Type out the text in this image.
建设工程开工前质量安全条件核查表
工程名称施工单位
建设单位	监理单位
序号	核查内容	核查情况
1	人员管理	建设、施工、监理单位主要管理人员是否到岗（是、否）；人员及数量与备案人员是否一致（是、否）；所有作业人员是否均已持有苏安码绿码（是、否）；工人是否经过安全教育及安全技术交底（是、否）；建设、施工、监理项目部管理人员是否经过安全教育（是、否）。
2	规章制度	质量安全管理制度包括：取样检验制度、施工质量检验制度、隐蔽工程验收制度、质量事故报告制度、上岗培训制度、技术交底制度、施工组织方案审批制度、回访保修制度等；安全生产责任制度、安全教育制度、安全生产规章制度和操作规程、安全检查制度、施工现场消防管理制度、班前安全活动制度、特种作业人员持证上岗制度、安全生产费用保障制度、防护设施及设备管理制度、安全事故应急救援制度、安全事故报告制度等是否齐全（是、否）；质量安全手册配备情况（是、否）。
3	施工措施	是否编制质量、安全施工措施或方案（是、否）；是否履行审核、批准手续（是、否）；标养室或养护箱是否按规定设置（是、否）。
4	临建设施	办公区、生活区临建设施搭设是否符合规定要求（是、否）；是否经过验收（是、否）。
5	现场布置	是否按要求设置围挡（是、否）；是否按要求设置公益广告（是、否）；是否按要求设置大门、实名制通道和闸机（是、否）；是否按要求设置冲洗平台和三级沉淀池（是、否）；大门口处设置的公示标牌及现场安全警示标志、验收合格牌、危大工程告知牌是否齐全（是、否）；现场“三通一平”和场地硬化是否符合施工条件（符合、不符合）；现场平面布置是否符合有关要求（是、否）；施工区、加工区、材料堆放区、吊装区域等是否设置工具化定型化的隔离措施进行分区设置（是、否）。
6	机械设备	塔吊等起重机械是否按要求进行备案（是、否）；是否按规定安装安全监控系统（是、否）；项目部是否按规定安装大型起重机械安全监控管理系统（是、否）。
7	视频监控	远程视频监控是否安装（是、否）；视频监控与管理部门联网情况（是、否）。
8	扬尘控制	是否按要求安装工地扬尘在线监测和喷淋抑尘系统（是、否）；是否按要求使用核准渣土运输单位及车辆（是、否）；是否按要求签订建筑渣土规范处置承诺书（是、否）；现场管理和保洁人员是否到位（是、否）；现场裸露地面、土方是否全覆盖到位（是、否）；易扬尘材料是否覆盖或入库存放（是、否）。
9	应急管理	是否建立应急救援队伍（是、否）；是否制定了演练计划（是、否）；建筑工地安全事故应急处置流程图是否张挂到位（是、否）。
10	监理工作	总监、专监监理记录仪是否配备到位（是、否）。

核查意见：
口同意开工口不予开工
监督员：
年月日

● OBJECTIVE
Every entry above needs to be quoted exactly.

● ANSWER BELOW
Type out the text in this image.
建设工程开工前质量安全条件核查表
工程名称施工单位
建设单位	监理单位
序号	核查内容	核查情况
1	人员管理	建设、施工、监理单位主要管理人员是否到岗（是、否）；人员及数量与备案人员是否一致（是、否）；所有作业人员是否均已持有苏安码绿码（是、否）；工人是否经过安全教育及安全技术交底（是、否）；建设、施工、监理项目部管理人员是否经过安全教育（是、否）。
2	规章制度	质量安全管理制度包括：取样检验制度、施工质量检验制度、隐蔽工程验收制度、质量事故报告制度、上岗培训制度、技术交底制度、施工组织方案审批制度、回访保修制度等；安全生产责任制度、安全教育制度、安全生产规章制度和操作规程、安全检查制度、施工现场消防管理制度、班前安全活动制度、特种作业人员持证上岗制度、安全生产费用保障制度、防护设施及设备管理制度、安全事故应急救援制度、安全事故报告制度等是否齐全（是、否）；质量安全手册配备情况（是、否）。
3	施工措施	是否编制质量、安全施工措施或方案（是、否）；是否履行审核、批准手续（是、否）；标养室或养护箱是否按规定设置（是、否）。
4	临建设施	办公区、生活区临建设施搭设是否符合规定要求（是、否）；是否经过验收（是、否）。
5	现场布置	是否按要求设置围挡（是、否）；是否按要求设置公益广告（是、否）；是否按要求设置大门、实名制通道和闸机（是、否）；是否按要求设置冲洗平台和三级沉淀池（是、否）；大门口处设置的公示标牌及现场安全警示标志、验收合格牌、危大工程告知牌是否齐全（是、否）；现场“三通一平”和场地硬化是否符合施工条件（符合、不符合）；现场平面布置是否符合有关要求（是、否）；施工区、加工区、材料堆放区、吊装区域等是否设置工具化定型化的隔离措施进行分区设置（是、否）。
6	机械设备	塔吊等起重机械是否按要求进行备案（是、否）；是否按规定安装安全监控系统（是、否）；项目部是否按规定安装大型起重机械安全监控管理系统（是、否）。
7	视频监控	远程视频监控是否安装（是、否）；视频监控与管理部门联网情况（是、否）。
8	扬尘控制	是否按要求安装工地扬尘在线监测和喷淋抑尘系统（是、否）；是否按要求使用核准渣土运输单位及车辆（是、否）；是否按要求签订建筑渣土规范处置承诺书（是、否）；现场管理和保洁人员是否到位（是、否）；现场裸露地面、土方是否全覆盖到位（是、否）；易扬尘材料是否覆盖或入库存放（是、否）。
9	应急管理	是否建立应急救援队伍（是、否）；是否制定了演练计划（是、否）；建筑工地安全事故应急处置流程图是否张挂到位（是、否）。
10	监理工作	总监、专监监理记录仪是否配备到位（是、否）。

核查意见：
口同意开工口不予开工
监督员：
年月日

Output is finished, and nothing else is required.